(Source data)

+++

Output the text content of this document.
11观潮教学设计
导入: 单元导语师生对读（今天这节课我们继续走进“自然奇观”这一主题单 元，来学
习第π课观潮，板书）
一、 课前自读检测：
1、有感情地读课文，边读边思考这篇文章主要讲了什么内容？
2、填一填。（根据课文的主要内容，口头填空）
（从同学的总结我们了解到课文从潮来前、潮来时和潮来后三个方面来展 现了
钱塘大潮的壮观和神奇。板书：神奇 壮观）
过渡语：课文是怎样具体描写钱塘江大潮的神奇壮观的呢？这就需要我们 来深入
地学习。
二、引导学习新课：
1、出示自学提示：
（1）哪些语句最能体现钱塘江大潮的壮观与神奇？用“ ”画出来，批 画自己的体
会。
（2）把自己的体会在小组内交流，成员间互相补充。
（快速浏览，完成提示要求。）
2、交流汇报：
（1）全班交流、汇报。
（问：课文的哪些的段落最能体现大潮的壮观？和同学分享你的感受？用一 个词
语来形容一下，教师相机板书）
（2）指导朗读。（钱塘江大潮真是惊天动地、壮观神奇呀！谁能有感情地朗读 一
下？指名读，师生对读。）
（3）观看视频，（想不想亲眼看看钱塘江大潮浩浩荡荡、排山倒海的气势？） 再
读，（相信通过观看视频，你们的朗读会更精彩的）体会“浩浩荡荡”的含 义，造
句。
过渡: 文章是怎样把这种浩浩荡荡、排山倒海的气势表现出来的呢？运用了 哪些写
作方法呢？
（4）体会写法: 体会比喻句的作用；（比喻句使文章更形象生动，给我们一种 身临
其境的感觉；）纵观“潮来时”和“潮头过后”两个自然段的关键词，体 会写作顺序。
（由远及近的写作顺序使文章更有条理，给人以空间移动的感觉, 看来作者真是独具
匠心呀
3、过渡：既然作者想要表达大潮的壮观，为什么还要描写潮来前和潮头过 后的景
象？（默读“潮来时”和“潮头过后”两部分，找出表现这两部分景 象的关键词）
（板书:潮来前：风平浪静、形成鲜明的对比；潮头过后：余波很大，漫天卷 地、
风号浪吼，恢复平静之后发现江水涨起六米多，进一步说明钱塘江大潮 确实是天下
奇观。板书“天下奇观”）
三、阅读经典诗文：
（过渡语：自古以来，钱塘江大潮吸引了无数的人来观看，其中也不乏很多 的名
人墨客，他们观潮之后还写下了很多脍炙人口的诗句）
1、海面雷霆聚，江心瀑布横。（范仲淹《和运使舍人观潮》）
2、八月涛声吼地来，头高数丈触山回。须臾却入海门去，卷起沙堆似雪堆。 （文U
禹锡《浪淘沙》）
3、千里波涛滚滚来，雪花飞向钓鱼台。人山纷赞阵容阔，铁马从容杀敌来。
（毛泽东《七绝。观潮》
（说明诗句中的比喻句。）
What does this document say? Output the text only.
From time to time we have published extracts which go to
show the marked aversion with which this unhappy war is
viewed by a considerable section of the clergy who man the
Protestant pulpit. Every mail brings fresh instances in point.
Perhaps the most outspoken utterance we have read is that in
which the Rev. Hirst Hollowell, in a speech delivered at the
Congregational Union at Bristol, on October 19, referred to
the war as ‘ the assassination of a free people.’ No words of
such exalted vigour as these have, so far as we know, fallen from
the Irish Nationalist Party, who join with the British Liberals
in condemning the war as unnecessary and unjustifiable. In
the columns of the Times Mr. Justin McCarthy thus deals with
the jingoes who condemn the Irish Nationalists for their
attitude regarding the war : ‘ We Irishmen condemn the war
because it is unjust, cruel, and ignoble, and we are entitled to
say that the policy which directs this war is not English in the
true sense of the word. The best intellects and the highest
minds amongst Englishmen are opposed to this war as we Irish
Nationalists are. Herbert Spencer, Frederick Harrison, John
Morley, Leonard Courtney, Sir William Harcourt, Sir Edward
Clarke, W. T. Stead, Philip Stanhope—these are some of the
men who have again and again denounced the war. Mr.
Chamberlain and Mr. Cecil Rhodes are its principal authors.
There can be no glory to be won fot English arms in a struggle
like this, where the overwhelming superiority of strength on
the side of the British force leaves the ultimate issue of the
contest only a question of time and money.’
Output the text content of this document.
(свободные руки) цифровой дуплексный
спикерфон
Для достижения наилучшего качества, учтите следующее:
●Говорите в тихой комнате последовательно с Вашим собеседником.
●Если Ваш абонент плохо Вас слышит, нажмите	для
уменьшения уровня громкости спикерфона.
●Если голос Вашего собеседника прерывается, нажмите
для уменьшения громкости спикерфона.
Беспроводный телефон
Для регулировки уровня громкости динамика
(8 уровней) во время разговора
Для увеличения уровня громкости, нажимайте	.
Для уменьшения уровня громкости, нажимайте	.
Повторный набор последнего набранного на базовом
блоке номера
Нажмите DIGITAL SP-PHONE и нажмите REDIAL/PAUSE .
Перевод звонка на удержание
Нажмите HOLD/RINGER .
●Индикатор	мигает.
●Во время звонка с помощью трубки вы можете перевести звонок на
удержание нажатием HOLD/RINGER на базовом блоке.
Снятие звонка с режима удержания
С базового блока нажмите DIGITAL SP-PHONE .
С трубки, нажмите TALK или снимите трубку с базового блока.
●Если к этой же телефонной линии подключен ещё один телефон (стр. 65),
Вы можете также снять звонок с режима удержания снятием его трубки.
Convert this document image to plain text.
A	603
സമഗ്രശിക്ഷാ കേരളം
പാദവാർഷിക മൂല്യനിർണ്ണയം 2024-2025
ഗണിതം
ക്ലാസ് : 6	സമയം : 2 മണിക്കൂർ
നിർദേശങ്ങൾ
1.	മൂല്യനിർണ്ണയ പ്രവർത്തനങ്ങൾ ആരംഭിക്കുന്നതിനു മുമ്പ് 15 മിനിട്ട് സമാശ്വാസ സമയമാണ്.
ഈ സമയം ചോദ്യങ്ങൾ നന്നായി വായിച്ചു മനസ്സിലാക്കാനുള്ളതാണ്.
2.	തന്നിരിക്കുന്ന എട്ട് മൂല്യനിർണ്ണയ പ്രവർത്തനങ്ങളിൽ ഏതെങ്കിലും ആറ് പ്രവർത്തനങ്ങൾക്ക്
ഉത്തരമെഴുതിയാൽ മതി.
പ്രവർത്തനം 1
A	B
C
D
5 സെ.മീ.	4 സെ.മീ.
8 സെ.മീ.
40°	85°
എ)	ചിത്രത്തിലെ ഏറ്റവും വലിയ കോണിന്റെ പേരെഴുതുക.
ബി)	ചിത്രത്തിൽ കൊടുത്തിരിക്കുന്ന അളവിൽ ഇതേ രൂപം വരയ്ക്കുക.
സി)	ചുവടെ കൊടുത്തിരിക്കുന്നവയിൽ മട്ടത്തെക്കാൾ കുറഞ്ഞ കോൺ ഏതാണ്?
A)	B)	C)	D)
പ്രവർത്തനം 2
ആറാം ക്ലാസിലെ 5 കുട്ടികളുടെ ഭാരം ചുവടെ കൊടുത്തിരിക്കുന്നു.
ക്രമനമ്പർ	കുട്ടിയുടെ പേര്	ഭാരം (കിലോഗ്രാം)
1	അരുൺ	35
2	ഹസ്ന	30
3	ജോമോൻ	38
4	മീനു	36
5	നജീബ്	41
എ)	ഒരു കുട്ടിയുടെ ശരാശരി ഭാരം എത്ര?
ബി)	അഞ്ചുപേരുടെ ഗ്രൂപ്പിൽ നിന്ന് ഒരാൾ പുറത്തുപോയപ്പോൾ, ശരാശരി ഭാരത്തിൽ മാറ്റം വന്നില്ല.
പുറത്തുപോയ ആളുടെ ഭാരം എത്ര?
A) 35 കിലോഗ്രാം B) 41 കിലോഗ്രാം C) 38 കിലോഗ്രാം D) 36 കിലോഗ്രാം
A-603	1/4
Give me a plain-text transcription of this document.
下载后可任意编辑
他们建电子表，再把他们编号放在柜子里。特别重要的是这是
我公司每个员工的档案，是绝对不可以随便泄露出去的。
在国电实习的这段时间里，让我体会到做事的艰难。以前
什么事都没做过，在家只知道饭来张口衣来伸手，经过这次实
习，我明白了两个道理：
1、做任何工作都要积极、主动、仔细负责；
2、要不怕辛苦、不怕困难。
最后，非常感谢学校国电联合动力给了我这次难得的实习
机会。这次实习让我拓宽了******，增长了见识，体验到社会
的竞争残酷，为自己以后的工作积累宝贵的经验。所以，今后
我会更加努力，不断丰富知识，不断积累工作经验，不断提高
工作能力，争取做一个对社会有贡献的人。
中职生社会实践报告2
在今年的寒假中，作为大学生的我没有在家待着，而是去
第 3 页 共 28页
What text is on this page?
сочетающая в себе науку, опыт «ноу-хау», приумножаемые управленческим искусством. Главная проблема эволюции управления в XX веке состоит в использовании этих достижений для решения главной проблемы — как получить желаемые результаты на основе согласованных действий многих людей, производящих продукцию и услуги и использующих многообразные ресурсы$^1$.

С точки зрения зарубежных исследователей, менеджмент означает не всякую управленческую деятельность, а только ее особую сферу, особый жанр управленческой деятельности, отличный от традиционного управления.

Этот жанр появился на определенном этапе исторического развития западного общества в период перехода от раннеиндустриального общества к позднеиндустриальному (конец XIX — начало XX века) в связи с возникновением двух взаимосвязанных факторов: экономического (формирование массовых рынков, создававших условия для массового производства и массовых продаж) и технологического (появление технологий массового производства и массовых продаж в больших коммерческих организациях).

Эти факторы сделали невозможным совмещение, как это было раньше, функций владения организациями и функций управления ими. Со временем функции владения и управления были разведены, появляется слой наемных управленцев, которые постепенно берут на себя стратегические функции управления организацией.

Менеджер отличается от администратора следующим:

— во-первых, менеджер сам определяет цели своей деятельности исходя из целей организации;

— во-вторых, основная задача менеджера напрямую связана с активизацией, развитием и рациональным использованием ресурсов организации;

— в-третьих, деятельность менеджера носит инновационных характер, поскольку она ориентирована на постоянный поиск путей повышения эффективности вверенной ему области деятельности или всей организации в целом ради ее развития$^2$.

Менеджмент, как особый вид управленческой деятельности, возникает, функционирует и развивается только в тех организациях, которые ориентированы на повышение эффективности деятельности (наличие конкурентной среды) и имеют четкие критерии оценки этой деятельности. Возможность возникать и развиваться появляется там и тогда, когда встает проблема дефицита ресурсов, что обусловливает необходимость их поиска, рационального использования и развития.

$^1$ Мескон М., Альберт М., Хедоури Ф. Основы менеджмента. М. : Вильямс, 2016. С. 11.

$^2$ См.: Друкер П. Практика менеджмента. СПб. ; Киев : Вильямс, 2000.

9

+++

**EXERCISE BRIEF:** Of the lines above, how many contain the string "проблема"? Only the number is required.

**OUTPUT OF THE TASK:** 2